**DIRECTION**
Look through the data below and report how many lines include "wind". Only the number should be given.

Stored entries
-- -- --
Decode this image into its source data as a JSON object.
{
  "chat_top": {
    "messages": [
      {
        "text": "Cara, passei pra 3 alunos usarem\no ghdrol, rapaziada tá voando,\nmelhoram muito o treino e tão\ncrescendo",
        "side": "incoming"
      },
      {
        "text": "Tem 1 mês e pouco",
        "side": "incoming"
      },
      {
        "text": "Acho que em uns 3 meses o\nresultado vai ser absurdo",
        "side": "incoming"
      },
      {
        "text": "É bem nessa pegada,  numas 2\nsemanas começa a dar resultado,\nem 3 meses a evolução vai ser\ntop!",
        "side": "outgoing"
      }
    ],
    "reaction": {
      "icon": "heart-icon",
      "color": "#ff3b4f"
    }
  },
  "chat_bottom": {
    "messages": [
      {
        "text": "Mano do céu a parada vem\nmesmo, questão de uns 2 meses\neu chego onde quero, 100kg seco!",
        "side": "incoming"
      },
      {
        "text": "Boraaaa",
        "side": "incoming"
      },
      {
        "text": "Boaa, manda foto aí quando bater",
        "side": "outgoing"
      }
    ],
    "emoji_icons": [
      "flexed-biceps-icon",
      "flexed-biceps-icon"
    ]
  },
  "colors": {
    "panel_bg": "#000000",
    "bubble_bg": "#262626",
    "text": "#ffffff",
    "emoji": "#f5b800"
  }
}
-- -- --
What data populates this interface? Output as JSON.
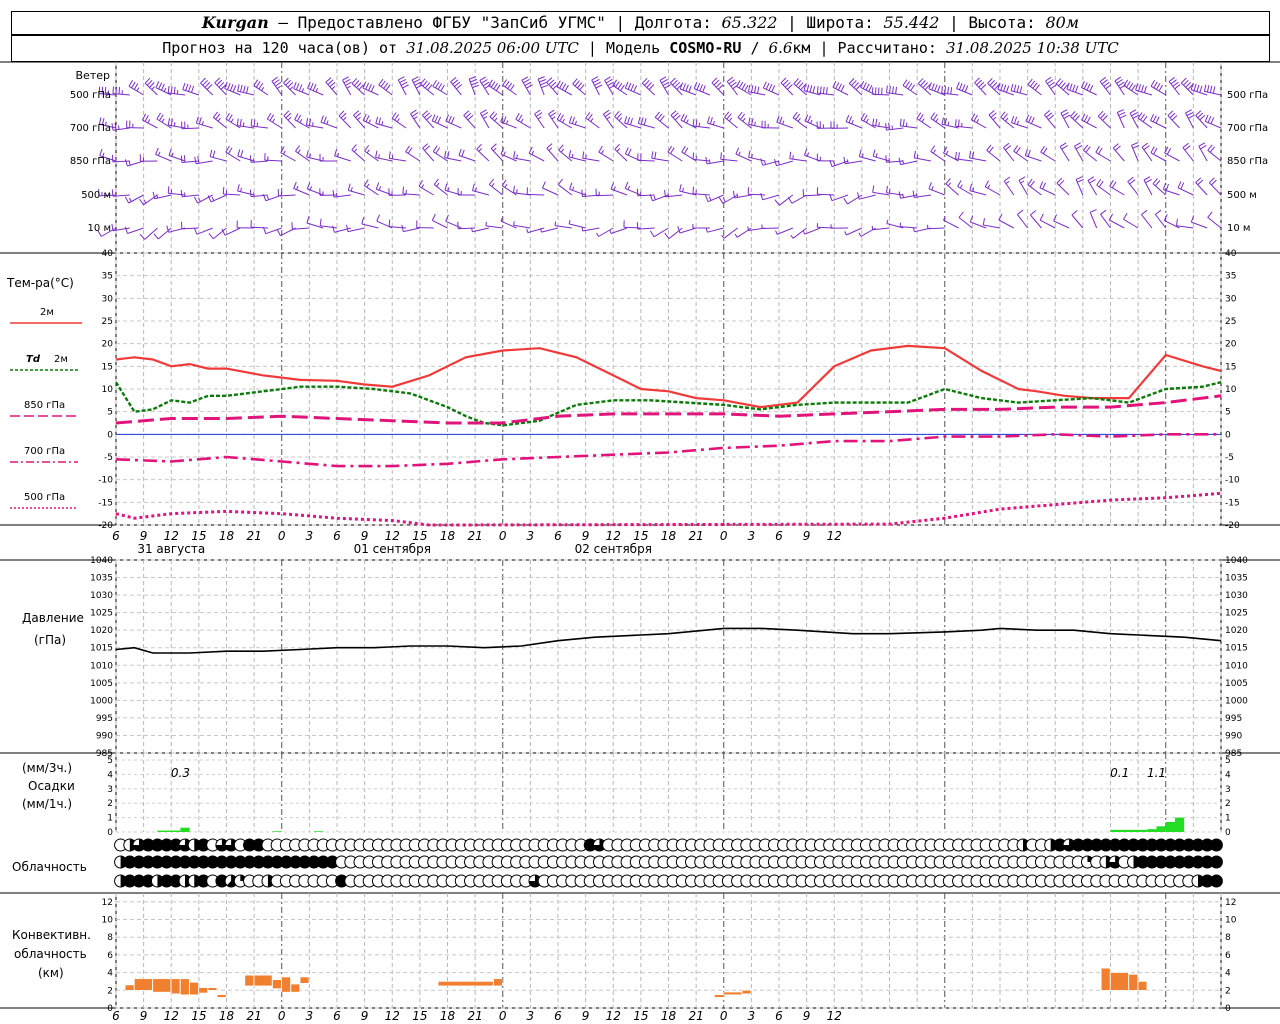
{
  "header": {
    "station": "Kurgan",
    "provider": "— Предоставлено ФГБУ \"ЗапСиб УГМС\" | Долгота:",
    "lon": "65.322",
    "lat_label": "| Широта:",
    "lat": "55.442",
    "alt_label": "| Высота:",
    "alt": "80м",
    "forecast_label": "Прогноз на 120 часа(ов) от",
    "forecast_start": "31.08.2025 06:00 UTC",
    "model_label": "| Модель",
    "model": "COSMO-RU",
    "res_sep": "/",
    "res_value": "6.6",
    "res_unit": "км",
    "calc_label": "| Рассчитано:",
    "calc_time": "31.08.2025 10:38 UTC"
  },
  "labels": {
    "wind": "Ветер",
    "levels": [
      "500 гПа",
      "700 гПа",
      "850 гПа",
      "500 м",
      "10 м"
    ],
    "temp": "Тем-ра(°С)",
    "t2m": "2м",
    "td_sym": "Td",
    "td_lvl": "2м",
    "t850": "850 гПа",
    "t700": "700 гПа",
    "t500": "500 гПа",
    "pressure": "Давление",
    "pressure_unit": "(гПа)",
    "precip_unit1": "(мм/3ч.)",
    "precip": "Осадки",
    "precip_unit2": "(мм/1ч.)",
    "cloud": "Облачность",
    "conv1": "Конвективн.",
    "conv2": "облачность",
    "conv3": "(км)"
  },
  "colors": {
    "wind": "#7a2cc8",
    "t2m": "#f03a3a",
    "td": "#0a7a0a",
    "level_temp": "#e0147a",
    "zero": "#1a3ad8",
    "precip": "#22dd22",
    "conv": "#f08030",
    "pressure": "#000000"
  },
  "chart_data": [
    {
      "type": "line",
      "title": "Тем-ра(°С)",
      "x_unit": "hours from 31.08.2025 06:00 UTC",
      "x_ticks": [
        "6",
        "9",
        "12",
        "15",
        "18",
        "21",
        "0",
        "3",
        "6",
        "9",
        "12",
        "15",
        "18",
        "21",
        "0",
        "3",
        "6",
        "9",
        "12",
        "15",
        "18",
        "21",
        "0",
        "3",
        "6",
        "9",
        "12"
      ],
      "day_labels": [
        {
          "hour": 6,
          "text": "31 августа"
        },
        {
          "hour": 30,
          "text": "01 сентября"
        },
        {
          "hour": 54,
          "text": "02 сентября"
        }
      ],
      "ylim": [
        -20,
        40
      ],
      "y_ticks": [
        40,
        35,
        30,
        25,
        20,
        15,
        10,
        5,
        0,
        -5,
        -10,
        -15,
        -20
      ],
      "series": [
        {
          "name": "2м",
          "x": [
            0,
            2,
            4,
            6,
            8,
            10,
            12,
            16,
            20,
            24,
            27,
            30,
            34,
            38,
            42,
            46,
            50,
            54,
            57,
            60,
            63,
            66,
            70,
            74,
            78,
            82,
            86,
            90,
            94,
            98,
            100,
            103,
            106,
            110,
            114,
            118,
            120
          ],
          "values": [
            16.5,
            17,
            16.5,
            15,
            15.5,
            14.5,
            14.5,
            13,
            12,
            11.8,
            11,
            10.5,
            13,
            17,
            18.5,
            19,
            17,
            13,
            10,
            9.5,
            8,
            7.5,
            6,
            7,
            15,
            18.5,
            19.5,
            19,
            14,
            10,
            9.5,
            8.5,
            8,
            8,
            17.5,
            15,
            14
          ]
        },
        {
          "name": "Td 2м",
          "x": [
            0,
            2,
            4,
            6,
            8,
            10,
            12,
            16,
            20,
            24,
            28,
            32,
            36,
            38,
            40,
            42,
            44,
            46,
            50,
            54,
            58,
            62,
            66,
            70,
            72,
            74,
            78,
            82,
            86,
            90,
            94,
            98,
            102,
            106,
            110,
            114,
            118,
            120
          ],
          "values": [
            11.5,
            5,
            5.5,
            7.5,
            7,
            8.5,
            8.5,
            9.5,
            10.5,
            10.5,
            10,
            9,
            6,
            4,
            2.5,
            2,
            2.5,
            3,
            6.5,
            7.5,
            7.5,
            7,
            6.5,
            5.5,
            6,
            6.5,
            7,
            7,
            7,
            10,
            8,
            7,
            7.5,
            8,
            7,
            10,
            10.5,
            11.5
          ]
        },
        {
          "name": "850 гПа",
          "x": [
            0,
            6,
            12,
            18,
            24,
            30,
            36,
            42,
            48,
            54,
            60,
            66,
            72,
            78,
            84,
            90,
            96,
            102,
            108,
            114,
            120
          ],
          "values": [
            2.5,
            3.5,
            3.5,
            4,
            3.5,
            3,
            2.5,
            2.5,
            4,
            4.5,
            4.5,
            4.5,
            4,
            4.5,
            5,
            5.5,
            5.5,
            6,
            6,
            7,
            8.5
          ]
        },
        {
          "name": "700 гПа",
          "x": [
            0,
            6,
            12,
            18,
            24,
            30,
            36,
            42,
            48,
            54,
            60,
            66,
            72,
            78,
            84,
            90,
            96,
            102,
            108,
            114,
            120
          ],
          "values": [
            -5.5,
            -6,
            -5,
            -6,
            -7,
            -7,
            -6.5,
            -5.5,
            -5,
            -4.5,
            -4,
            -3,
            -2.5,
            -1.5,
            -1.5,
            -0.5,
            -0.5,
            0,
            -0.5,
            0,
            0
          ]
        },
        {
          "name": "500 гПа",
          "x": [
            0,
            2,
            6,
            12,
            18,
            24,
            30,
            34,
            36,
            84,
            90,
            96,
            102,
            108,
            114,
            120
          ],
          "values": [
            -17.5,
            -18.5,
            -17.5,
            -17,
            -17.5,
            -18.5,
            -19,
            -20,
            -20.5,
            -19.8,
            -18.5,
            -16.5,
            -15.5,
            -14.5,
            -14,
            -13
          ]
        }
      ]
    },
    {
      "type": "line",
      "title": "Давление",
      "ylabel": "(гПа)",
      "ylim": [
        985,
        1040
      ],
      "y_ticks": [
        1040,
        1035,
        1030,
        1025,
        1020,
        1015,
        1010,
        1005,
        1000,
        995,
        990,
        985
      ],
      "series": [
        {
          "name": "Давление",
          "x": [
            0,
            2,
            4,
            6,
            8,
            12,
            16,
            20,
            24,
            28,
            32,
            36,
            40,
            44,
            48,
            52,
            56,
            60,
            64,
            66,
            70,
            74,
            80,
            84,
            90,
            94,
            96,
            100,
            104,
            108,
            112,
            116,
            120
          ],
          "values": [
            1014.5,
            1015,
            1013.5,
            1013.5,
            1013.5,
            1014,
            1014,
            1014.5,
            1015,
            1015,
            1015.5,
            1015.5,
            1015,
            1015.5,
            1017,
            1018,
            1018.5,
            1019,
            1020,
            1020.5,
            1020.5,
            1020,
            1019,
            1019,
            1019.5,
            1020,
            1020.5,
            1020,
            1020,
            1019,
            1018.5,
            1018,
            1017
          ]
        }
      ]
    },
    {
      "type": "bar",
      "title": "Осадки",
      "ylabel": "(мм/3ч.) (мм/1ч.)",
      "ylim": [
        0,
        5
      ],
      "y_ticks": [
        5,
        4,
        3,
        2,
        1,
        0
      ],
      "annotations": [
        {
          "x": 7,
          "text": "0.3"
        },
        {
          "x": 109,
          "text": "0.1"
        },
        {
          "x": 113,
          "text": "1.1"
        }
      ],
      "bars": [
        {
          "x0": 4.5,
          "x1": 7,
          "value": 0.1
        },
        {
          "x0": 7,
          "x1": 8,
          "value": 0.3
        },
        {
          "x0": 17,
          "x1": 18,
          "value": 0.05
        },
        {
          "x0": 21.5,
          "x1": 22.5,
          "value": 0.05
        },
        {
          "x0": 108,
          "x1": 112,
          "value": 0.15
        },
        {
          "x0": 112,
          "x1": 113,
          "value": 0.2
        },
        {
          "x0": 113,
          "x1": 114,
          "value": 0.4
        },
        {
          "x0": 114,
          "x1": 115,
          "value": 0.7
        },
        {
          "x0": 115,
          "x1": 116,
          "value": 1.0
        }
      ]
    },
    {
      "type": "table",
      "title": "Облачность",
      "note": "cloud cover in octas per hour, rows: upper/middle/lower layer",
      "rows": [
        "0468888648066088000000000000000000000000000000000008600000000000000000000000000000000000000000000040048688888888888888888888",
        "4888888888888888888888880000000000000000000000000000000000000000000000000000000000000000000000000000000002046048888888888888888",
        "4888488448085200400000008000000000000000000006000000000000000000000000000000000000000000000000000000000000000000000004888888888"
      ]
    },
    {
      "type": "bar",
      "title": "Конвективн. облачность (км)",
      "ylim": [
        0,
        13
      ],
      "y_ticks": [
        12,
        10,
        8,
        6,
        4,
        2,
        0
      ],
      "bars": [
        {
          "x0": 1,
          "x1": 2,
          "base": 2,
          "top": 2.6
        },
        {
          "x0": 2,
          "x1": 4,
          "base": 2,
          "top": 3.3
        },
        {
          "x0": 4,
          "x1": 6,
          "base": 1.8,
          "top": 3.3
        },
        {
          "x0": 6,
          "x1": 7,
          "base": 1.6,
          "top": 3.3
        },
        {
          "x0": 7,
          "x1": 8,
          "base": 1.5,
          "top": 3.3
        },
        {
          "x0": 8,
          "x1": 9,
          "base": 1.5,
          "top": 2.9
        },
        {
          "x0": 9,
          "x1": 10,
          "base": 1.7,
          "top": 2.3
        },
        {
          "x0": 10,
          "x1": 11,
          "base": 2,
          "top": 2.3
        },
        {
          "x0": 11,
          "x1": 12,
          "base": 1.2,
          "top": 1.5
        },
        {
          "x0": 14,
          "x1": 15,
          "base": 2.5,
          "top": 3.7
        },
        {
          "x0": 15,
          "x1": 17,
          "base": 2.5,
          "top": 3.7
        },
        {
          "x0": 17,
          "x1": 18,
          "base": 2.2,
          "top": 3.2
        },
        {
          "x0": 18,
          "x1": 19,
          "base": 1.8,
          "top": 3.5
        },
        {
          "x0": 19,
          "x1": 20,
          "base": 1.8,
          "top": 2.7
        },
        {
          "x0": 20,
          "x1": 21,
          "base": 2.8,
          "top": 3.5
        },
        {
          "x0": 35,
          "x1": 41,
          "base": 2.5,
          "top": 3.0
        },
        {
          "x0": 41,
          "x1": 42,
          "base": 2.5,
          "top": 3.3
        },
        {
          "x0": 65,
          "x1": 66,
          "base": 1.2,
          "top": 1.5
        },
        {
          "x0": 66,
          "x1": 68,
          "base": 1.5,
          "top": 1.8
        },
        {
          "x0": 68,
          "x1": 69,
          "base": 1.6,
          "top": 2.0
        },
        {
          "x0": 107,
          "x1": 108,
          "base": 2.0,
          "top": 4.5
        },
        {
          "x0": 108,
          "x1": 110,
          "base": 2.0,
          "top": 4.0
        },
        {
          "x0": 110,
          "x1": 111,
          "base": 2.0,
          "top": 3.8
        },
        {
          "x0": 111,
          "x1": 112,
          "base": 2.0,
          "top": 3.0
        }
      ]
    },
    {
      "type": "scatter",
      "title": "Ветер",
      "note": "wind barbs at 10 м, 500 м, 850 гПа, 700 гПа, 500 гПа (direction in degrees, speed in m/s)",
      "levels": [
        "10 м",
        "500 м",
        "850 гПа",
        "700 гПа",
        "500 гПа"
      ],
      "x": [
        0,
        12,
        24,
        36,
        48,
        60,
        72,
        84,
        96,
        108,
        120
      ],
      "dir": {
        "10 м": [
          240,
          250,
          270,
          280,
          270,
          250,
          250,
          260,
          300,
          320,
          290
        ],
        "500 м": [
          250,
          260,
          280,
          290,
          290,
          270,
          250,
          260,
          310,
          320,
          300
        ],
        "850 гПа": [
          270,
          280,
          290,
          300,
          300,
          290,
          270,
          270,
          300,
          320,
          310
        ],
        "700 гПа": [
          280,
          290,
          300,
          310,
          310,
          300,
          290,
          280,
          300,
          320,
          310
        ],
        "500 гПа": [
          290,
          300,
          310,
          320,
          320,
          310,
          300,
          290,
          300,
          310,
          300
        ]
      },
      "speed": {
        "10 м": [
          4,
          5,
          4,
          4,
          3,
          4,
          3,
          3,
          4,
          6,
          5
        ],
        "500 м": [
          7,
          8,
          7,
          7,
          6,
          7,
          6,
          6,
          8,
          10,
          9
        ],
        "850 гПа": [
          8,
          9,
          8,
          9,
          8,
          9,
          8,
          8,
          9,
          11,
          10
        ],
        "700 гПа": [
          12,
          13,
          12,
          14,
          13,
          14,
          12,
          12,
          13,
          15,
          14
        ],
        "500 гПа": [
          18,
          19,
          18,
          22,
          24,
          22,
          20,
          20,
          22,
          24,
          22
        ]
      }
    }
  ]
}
-- -- --
**EXERCISE SOLUTION**
3